## PROBLEM STATEMENT
Quote the entries that follow exactly, leaving none out.

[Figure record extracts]
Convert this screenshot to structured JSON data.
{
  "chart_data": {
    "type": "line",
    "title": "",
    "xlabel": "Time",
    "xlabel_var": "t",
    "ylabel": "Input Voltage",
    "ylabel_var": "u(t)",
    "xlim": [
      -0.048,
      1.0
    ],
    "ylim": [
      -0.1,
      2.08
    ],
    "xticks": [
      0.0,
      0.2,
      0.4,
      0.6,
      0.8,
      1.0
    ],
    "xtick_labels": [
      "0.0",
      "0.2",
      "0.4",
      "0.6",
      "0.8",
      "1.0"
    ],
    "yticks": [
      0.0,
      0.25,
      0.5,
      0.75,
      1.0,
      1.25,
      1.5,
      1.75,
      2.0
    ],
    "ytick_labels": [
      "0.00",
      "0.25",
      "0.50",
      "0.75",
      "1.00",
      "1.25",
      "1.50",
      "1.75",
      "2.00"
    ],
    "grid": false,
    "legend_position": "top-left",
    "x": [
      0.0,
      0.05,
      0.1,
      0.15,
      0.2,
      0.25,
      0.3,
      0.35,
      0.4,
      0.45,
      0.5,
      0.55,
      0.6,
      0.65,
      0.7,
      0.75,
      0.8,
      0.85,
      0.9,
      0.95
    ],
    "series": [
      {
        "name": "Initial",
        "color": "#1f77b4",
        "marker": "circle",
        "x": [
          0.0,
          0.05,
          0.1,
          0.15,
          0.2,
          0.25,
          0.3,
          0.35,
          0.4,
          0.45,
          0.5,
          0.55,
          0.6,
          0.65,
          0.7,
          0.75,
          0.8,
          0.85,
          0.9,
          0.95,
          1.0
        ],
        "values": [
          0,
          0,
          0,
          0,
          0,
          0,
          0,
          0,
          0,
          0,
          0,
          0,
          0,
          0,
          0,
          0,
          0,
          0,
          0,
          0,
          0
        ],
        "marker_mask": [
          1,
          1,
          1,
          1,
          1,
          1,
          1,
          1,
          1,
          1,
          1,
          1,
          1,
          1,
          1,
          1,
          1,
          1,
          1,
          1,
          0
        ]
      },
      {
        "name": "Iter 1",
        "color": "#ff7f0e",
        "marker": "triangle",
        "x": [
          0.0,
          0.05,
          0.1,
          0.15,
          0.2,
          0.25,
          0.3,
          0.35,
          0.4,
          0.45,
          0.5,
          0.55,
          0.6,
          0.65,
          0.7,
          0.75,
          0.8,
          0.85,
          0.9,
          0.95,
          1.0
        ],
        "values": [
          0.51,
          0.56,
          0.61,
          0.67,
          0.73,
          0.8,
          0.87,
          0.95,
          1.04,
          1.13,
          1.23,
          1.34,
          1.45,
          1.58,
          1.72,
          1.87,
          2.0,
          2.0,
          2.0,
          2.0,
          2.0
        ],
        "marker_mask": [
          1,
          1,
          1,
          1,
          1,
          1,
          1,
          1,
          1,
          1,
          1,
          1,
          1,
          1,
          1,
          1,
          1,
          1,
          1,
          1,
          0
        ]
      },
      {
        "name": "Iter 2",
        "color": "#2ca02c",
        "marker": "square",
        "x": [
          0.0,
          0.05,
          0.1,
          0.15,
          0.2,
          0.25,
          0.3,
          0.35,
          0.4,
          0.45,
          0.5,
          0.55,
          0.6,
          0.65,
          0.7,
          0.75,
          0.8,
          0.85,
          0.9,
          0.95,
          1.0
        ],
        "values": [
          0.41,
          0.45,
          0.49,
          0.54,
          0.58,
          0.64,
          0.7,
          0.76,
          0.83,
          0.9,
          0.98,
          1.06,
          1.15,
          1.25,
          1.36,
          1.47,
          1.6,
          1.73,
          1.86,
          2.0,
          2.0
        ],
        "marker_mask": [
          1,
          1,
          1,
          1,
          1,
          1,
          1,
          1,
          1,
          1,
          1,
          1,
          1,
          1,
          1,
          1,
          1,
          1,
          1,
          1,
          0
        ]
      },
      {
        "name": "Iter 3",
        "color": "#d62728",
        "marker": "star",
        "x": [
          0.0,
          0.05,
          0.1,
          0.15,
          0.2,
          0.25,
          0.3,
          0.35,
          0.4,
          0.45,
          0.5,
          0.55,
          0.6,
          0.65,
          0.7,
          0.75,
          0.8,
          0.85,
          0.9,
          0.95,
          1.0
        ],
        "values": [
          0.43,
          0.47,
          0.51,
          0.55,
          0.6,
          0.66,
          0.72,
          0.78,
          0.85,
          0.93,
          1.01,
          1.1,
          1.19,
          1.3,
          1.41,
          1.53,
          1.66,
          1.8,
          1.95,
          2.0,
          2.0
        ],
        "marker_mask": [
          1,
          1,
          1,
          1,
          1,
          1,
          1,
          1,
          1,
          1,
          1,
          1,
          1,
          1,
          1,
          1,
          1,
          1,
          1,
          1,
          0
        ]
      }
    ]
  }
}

## RESPONSE FOR THIS EXERCISE
Convert this screenshot to structured JSON data.
{
  "chart_data": {
    "type": "line",
    "title": "",
    "xlabel": "Time",
    "xlabel_var": "t",
    "ylabel": "Input Voltage",
    "ylabel_var": "u(t)",
    "xlim": [
      -0.048,
      1.0
    ],
    "ylim": [
      -0.1,
      2.08
    ],
    "xticks": [
      0.0,
      0.2,
      0.4,
      0.6,
      0.8,
      1.0
    ],
    "xtick_labels": [
      "0.0",
      "0.2",
      "0.4",
      "0.6",
      "0.8",
      "1.0"
    ],
    "yticks": [
      0.0,
      0.25,
      0.5,
      0.75,
      1.0,
      1.25,
      1.5,
      1.75,
      2.0
    ],
    "ytick_labels": [
      "0.00",
      "0.25",
      "0.50",
      "0.75",
      "1.00",
      "1.25",
      "1.50",
      "1.75",
      "2.00"
    ],
    "grid": false,
    "legend_position": "top-left",
    "x": [
      0.0,
      0.05,
      0.1,
      0.15,
      0.2,
      0.25,
      0.3,
      0.35,
      0.4,
      0.45,
      0.5,
      0.55,
      0.6,
      0.65,
      0.7,
      0.75,
      0.8,
      0.85,
      0.9,
      0.95
    ],
    "series": [
      {
        "name": "Initial",
        "color": "#1f77b4",
        "marker": "circle",
        "x": [
          0.0,
          0.05,
          0.1,
          0.15,
          0.2,
          0.25,
          0.3,
          0.35,
          0.4,
          0.45,
          0.5,
          0.55,
          0.6,
          0.65,
          0.7,
          0.75,
          0.8,
          0.85,
          0.9,
          0.95,
          1.0
        ],
        "values": [
          0,
          0,
          0,
          0,
          0,
          0,
          0,
          0,
          0,
          0,
          0,
          0,
          0,
          0,
          0,
          0,
          0,
          0,
          0,
          0,
          0
        ],
        "marker_mask": [
          1,
          1,
          1,
          1,
          1,
          1,
          1,
          1,
          1,
          1,
          1,
          1,
          1,
          1,
          1,
          1,
          1,
          1,
          1,
          1,
          0
        ]
      },
      {
        "name": "Iter 1",
        "color": "#ff7f0e",
        "marker": "triangle",
        "x": [
          0.0,
          0.05,
          0.1,
          0.15,
          0.2,
          0.25,
          0.3,
          0.35,
          0.4,
          0.45,
          0.5,
          0.55,
          0.6,
          0.65,
          0.7,
          0.75,
          0.8,
          0.85,
          0.9,
          0.95,
          1.0
        ],
        "values": [
          0.51,
          0.56,
          0.61,
          0.67,
          0.73,
          0.8,
          0.87,
          0.95,
          1.04,
          1.13,
          1.23,
          1.34,
          1.45,
          1.58,
          1.72,
          1.87,
          2.0,
          2.0,
          2.0,
          2.0,
          2.0
        ],
        "marker_mask": [
          1,
          1,
          1,
          1,
          1,
          1,
          1,
          1,
          1,
          1,
          1,
          1,
          1,
          1,
          1,
          1,
          1,
          1,
          1,
          1,
          0
        ]
      },
      {
        "name": "Iter 2",
        "color": "#2ca02c",
        "marker": "square",
        "x": [
          0.0,
          0.05,
          0.1,
          0.15,
          0.2,
          0.25,
          0.3,
          0.35,
          0.4,
          0.45,
          0.5,
          0.55,
          0.6,
          0.65,
          0.7,
          0.75,
          0.8,
          0.85,
          0.9,
          0.95,
          1.0
        ],
        "values": [
          0.41,
          0.45,
          0.49,
          0.54,
          0.58,
          0.64,
          0.7,
          0.76,
          0.83,
          0.9,
          0.98,
          1.06,
          1.15,
          1.25,
          1.36,
          1.47,
          1.6,
          1.73,
          1.86,
          2.0,
          2.0
        ],
        "marker_mask": [
          1,
          1,
          1,
          1,
          1,
          1,
          1,
          1,
          1,
          1,
          1,
          1,
          1,
          1,
          1,
          1,
          1,
          1,
          1,
          1,
          0
        ]
      },
      {
        "name": "Iter 3",
        "color": "#d62728",
        "marker": "star",
        "x": [
          0.0,
          0.05,
          0.1,
          0.15,
          0.2,
          0.25,
          0.3,
          0.35,
          0.4,
          0.45,
          0.5,
          0.55,
          0.6,
          0.65,
          0.7,
          0.75,
          0.8,
          0.85,
          0.9,
          0.95,
          1.0
        ],
        "values": [
          0.43,
          0.47,
          0.51,
          0.55,
          0.6,
          0.66,
          0.72,
          0.78,
          0.85,
          0.93,
          1.01,
          1.1,
          1.19,
          1.3,
          1.41,
          1.53,
          1.66,
          1.8,
          1.95,
          2.0,
          2.0
        ],
        "marker_mask": [
          1,
          1,
          1,
          1,
          1,
          1,
          1,
          1,
          1,
          1,
          1,
          1,
          1,
          1,
          1,
          1,
          1,
          1,
          1,
          1,
          0
        ]
      }
    ]
  }
}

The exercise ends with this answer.